* **EXERCISE**: In the listing below, count the lines containing the string "structured" and state only the number.

* **THE DATA**:
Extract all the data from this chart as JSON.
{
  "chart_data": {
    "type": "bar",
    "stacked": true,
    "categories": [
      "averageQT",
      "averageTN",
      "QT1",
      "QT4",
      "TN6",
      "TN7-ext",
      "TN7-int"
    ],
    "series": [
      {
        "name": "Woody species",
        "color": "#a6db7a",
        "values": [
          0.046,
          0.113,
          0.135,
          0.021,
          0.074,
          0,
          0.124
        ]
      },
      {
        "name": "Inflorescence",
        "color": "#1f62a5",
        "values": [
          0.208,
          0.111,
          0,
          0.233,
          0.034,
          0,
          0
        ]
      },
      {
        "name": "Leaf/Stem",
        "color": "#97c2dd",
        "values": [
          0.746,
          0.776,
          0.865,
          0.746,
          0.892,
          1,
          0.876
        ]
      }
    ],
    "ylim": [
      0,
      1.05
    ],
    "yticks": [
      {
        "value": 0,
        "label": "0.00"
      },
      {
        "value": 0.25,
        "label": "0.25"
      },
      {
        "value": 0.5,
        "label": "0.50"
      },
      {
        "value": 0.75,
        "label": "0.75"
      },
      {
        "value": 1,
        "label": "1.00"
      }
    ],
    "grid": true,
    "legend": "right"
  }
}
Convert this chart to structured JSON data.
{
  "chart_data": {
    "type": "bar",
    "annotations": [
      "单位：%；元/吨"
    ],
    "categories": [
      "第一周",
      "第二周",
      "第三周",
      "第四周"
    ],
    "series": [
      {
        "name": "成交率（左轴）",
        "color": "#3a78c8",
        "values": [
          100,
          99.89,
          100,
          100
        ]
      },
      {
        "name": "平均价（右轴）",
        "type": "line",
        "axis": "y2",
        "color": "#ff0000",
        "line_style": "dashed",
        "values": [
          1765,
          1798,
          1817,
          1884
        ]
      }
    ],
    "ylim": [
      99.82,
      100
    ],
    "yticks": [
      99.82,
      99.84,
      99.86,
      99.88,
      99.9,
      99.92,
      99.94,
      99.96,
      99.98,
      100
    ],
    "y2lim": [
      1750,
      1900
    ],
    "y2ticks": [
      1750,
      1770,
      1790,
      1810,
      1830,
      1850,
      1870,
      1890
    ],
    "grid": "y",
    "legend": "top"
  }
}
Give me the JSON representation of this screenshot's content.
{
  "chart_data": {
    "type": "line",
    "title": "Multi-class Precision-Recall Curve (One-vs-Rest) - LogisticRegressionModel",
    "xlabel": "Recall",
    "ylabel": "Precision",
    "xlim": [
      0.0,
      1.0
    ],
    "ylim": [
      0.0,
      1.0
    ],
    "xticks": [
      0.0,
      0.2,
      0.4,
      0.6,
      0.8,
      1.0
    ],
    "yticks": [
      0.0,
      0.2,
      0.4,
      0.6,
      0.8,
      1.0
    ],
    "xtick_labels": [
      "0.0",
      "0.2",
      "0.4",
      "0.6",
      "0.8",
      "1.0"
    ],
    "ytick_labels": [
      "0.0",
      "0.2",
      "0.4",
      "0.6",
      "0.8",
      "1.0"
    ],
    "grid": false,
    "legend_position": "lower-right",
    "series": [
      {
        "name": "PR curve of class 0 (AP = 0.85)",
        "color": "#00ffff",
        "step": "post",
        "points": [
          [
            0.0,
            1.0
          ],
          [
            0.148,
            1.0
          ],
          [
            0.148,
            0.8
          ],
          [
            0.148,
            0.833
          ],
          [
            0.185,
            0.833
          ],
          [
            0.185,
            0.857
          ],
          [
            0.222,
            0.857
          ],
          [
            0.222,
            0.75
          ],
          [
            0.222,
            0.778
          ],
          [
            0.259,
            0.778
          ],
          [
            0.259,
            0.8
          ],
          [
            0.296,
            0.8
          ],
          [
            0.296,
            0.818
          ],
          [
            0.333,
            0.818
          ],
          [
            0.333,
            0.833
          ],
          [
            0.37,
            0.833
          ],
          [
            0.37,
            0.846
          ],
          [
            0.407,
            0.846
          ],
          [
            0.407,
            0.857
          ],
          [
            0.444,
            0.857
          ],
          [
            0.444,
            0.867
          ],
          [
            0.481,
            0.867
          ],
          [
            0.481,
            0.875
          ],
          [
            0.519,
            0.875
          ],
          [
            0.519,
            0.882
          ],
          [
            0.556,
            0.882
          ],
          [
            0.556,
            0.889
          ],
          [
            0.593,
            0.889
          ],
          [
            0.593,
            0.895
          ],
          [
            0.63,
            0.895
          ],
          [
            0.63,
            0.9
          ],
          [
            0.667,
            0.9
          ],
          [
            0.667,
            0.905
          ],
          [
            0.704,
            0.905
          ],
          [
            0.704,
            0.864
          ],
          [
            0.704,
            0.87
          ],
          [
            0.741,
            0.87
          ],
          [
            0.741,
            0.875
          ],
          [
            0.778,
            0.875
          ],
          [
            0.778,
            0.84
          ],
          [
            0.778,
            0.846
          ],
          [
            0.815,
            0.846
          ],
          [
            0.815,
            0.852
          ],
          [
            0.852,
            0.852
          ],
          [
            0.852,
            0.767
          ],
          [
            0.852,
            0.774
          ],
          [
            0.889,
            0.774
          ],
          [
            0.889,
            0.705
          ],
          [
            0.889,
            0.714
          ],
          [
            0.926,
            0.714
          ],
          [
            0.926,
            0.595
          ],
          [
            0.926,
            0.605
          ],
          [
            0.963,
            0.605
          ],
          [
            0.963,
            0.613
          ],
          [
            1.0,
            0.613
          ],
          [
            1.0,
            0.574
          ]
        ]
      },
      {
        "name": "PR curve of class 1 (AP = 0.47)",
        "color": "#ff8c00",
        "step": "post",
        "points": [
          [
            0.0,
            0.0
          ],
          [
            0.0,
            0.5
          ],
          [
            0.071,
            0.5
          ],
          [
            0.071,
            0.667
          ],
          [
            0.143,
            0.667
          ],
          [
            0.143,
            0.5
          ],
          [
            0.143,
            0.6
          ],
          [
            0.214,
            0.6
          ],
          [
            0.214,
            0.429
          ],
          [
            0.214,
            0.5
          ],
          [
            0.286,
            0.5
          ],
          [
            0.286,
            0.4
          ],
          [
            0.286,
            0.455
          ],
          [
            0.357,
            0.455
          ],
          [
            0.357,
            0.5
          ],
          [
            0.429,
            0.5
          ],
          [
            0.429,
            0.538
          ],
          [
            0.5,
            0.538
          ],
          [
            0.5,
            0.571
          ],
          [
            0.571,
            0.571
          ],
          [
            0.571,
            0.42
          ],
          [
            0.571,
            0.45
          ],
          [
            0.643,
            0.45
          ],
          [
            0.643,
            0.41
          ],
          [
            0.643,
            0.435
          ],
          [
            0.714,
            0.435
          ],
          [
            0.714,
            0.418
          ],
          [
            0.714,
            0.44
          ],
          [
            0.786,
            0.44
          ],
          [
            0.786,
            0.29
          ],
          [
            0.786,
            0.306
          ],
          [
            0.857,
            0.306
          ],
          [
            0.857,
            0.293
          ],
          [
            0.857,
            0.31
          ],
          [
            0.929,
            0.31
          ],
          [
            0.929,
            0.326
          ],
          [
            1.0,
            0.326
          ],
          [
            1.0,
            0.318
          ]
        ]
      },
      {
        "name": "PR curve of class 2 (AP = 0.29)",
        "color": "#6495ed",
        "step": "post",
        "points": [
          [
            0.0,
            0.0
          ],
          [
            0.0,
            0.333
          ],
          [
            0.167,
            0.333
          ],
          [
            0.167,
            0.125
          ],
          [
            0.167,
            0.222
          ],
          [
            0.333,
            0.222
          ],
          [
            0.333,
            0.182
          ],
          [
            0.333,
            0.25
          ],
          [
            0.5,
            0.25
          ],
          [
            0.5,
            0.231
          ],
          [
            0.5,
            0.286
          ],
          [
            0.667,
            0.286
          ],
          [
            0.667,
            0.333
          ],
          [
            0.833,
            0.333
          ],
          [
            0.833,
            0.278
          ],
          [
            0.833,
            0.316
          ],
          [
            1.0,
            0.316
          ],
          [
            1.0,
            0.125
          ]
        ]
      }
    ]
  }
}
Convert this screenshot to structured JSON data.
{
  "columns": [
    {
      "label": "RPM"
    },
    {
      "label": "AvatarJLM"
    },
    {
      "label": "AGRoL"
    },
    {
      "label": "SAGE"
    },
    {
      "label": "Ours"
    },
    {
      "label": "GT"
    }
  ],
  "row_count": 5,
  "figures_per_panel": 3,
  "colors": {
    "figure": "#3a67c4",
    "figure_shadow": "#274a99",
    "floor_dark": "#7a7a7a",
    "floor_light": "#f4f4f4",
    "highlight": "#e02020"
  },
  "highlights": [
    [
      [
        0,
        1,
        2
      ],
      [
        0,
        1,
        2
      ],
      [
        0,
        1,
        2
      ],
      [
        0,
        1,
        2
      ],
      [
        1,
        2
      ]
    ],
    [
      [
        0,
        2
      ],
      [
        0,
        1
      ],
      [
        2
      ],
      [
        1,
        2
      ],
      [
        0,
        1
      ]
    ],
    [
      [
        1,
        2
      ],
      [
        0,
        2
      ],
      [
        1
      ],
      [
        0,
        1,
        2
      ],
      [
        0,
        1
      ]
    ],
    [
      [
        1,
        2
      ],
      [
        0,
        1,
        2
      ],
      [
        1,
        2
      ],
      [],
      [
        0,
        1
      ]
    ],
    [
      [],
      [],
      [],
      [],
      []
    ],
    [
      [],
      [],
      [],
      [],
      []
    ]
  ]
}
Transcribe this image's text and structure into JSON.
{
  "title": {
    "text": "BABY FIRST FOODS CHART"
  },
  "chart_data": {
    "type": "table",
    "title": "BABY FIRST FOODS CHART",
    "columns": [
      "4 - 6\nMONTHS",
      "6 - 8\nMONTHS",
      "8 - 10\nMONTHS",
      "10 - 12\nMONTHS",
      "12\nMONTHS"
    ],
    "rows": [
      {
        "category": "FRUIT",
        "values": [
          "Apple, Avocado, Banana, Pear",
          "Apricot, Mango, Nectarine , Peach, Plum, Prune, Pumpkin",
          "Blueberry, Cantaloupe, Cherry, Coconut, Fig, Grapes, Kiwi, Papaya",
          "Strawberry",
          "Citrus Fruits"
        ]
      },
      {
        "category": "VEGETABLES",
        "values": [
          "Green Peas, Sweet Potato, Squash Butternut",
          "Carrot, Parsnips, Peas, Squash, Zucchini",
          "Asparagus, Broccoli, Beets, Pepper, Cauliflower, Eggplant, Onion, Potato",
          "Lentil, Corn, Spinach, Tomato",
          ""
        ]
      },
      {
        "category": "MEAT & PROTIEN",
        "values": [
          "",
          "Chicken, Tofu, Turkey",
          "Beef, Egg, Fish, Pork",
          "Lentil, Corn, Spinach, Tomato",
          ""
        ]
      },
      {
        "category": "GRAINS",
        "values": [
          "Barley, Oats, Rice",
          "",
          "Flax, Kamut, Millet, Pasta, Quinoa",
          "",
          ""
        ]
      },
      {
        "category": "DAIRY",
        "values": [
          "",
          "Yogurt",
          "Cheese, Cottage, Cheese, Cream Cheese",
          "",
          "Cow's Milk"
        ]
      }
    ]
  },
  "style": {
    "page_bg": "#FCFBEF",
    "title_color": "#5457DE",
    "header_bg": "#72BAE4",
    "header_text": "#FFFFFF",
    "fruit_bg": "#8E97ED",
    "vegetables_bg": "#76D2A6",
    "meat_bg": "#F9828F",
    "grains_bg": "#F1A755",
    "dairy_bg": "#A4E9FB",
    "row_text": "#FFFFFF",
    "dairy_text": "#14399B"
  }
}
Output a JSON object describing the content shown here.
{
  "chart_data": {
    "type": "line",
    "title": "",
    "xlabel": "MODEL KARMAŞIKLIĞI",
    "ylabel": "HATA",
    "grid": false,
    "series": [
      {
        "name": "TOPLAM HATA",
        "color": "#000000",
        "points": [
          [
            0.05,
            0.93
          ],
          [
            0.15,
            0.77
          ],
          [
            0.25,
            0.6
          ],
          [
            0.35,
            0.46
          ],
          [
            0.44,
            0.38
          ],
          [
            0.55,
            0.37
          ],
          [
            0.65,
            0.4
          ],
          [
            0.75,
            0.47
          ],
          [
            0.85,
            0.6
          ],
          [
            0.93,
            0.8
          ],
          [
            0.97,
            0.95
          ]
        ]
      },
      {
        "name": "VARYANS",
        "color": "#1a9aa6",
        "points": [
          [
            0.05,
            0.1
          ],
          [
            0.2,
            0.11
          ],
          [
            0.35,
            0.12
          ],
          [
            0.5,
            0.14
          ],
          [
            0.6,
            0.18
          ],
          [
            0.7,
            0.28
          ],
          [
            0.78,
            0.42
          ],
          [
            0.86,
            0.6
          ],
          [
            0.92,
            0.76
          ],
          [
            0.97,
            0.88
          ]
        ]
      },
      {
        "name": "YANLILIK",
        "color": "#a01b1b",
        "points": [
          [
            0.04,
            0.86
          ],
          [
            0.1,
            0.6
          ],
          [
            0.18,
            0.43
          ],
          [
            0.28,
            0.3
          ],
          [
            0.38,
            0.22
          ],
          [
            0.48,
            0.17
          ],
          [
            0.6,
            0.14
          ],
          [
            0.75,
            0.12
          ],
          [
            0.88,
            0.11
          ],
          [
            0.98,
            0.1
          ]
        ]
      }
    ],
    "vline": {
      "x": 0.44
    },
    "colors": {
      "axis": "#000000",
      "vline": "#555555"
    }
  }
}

* **EXERCISE OUTPUT**: 2